(Saved data entries)
═══

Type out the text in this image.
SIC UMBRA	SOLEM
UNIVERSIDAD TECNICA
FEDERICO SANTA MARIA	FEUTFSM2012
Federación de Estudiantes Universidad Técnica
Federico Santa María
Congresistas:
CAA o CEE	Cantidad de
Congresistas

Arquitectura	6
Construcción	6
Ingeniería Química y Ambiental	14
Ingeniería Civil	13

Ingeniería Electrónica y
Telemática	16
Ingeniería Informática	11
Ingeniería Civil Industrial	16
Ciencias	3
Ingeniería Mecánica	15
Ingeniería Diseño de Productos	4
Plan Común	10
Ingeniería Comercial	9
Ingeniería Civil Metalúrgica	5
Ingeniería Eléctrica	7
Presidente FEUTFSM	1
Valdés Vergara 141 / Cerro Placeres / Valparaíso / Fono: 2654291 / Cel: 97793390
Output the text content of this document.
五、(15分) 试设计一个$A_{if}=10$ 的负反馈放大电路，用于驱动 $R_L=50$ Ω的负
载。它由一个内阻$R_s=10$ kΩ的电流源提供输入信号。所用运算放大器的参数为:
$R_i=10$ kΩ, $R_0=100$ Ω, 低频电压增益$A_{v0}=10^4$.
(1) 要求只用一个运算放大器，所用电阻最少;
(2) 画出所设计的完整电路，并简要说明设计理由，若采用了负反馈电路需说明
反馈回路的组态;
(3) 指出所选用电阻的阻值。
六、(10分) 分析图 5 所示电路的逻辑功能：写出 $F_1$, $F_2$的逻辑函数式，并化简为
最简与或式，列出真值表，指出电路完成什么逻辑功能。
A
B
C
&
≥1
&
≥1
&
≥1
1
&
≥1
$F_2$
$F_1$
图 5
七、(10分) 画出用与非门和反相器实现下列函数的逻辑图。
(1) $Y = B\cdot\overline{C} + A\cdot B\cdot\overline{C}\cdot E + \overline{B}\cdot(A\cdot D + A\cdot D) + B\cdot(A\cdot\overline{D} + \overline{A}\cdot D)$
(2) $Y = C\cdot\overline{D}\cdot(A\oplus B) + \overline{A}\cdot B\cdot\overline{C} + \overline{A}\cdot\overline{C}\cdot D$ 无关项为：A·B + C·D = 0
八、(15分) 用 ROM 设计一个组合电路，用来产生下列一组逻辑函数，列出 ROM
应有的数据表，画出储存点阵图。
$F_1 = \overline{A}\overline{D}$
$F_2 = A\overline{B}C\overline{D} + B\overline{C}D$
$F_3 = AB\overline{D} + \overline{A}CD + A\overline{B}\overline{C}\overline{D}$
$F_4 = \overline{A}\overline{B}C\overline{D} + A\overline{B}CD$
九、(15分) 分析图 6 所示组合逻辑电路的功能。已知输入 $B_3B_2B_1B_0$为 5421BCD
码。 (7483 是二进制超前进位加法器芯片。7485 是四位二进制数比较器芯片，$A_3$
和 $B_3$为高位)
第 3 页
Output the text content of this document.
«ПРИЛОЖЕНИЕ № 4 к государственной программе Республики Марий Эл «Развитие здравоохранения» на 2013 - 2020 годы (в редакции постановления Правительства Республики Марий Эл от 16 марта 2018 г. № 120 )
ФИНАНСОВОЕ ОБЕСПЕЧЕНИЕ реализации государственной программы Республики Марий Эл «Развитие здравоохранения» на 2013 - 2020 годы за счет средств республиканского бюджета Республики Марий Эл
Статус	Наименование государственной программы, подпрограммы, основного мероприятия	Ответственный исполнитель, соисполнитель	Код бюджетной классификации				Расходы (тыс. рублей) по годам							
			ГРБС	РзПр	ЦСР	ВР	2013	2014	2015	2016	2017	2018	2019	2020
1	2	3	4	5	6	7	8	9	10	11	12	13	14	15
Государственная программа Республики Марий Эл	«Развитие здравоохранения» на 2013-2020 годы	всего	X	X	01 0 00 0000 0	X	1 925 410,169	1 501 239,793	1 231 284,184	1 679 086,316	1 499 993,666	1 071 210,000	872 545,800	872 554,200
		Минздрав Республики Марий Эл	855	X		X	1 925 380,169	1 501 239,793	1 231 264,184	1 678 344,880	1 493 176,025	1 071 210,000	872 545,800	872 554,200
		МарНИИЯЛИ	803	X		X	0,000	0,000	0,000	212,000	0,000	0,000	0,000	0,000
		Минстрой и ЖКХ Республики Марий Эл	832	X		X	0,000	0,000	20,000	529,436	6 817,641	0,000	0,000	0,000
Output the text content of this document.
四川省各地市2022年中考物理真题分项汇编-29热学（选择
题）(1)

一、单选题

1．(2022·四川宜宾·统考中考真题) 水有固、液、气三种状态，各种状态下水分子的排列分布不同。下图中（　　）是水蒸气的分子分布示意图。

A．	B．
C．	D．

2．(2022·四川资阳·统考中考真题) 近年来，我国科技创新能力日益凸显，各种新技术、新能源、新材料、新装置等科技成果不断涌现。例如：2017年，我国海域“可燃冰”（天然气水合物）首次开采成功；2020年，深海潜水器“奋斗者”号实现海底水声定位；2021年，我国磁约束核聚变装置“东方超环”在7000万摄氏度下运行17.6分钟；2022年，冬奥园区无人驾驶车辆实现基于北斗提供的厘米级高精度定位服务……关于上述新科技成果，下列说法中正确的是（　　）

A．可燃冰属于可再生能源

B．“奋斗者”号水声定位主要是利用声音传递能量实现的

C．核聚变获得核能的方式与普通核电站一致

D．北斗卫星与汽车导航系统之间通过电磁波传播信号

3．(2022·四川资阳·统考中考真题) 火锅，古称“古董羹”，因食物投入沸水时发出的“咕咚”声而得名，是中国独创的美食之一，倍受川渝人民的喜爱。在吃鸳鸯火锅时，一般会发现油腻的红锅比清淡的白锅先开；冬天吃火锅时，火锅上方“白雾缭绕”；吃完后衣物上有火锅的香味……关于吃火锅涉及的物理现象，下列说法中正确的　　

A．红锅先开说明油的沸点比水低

═══

EXERCISE DESCRIPTION →
Pull out each record as written and restate it exactly.

RESPONSE TO THIS EXERCISE →
Type out the text in this image.
SIC UMBRA	SOLEM
UNIVERSIDAD TECNICA
FEDERICO SANTA MARIA	FEUTFSM2012
Federación de Estudiantes Universidad Técnica
Federico Santa María
Congresistas:
CAA o CEE	Cantidad de
Congresistas

Arquitectura	6
Construcción	6
Ingeniería Química y Ambiental	14
Ingeniería Civil	13

Ingeniería Electrónica y
Telemática	16
Ingeniería Informática	11
Ingeniería Civil Industrial	16
Ciencias	3
Ingeniería Mecánica	15
Ingeniería Diseño de Productos	4
Plan Común	10
Ingeniería Comercial	9
Ingeniería Civil Metalúrgica	5
Ingeniería Eléctrica	7
Presidente FEUTFSM	1
Valdés Vergara 141 / Cerro Placeres / Valparaíso / Fono: 2654291 / Cel: 97793390
Output the text content of this document.
五、(15分) 试设计一个$A_{if}=10$ 的负反馈放大电路，用于驱动 $R_L=50$ Ω的负
载。它由一个内阻$R_s=10$ kΩ的电流源提供输入信号。所用运算放大器的参数为:
$R_i=10$ kΩ, $R_0=100$ Ω, 低频电压增益$A_{v0}=10^4$.
(1) 要求只用一个运算放大器，所用电阻最少;
(2) 画出所设计的完整电路，并简要说明设计理由，若采用了负反馈电路需说明
反馈回路的组态;
(3) 指出所选用电阻的阻值。
六、(10分) 分析图 5 所示电路的逻辑功能：写出 $F_1$, $F_2$的逻辑函数式，并化简为
最简与或式，列出真值表，指出电路完成什么逻辑功能。
A
B
C
&
≥1
&
≥1
&
≥1
1
&
≥1
$F_2$
$F_1$
图 5
七、(10分) 画出用与非门和反相器实现下列函数的逻辑图。
(1) $Y = B\cdot\overline{C} + A\cdot B\cdot\overline{C}\cdot E + \overline{B}\cdot(A\cdot D + A\cdot D) + B\cdot(A\cdot\overline{D} + \overline{A}\cdot D)$
(2) $Y = C\cdot\overline{D}\cdot(A\oplus B) + \overline{A}\cdot B\cdot\overline{C} + \overline{A}\cdot\overline{C}\cdot D$ 无关项为：A·B + C·D = 0
八、(15分) 用 ROM 设计一个组合电路，用来产生下列一组逻辑函数，列出 ROM
应有的数据表，画出储存点阵图。
$F_1 = \overline{A}\overline{D}$
$F_2 = A\overline{B}C\overline{D} + B\overline{C}D$
$F_3 = AB\overline{D} + \overline{A}CD + A\overline{B}\overline{C}\overline{D}$
$F_4 = \overline{A}\overline{B}C\overline{D} + A\overline{B}CD$
九、(15分) 分析图 6 所示组合逻辑电路的功能。已知输入 $B_3B_2B_1B_0$为 5421BCD
码。 (7483 是二进制超前进位加法器芯片。7485 是四位二进制数比较器芯片，$A_3$
和 $B_3$为高位)
第 3 页
Output the text content of this document.
«ПРИЛОЖЕНИЕ № 4 к государственной программе Республики Марий Эл «Развитие здравоохранения» на 2013 - 2020 годы (в редакции постановления Правительства Республики Марий Эл от 16 марта 2018 г. № 120 )
ФИНАНСОВОЕ ОБЕСПЕЧЕНИЕ реализации государственной программы Республики Марий Эл «Развитие здравоохранения» на 2013 - 2020 годы за счет средств республиканского бюджета Республики Марий Эл
Статус	Наименование государственной программы, подпрограммы, основного мероприятия	Ответственный исполнитель, соисполнитель	Код бюджетной классификации				Расходы (тыс. рублей) по годам							
			ГРБС	РзПр	ЦСР	ВР	2013	2014	2015	2016	2017	2018	2019	2020
1	2	3	4	5	6	7	8	9	10	11	12	13	14	15
Государственная программа Республики Марий Эл	«Развитие здравоохранения» на 2013-2020 годы	всего	X	X	01 0 00 0000 0	X	1 925 410,169	1 501 239,793	1 231 284,184	1 679 086,316	1 499 993,666	1 071 210,000	872 545,800	872 554,200
		Минздрав Республики Марий Эл	855	X		X	1 925 380,169	1 501 239,793	1 231 264,184	1 678 344,880	1 493 176,025	1 071 210,000	872 545,800	872 554,200
		МарНИИЯЛИ	803	X		X	0,000	0,000	0,000	212,000	0,000	0,000	0,000	0,000
		Минстрой и ЖКХ Республики Марий Эл	832	X		X	0,000	0,000	20,000	529,436	6 817,641	0,000	0,000	0,000
Output the text content of this document.
四川省各地市2022年中考物理真题分项汇编-29热学（选择
题）(1)

一、单选题

1．(2022·四川宜宾·统考中考真题) 水有固、液、气三种状态，各种状态下水分子的排列分布不同。下图中（　　）是水蒸气的分子分布示意图。

A．	B．
C．	D．

2．(2022·四川资阳·统考中考真题) 近年来，我国科技创新能力日益凸显，各种新技术、新能源、新材料、新装置等科技成果不断涌现。例如：2017年，我国海域“可燃冰”（天然气水合物）首次开采成功；2020年，深海潜水器“奋斗者”号实现海底水声定位；2021年，我国磁约束核聚变装置“东方超环”在7000万摄氏度下运行17.6分钟；2022年，冬奥园区无人驾驶车辆实现基于北斗提供的厘米级高精度定位服务……关于上述新科技成果，下列说法中正确的是（　　）

A．可燃冰属于可再生能源

B．“奋斗者”号水声定位主要是利用声音传递能量实现的

C．核聚变获得核能的方式与普通核电站一致

D．北斗卫星与汽车导航系统之间通过电磁波传播信号

3．(2022·四川资阳·统考中考真题) 火锅，古称“古董羹”，因食物投入沸水时发出的“咕咚”声而得名，是中国独创的美食之一，倍受川渝人民的喜爱。在吃鸳鸯火锅时，一般会发现油腻的红锅比清淡的白锅先开；冬天吃火锅时，火锅上方“白雾缭绕”；吃完后衣物上有火锅的香味……关于吃火锅涉及的物理现象，下列说法中正确的　　

A．红锅先开说明油的沸点比水低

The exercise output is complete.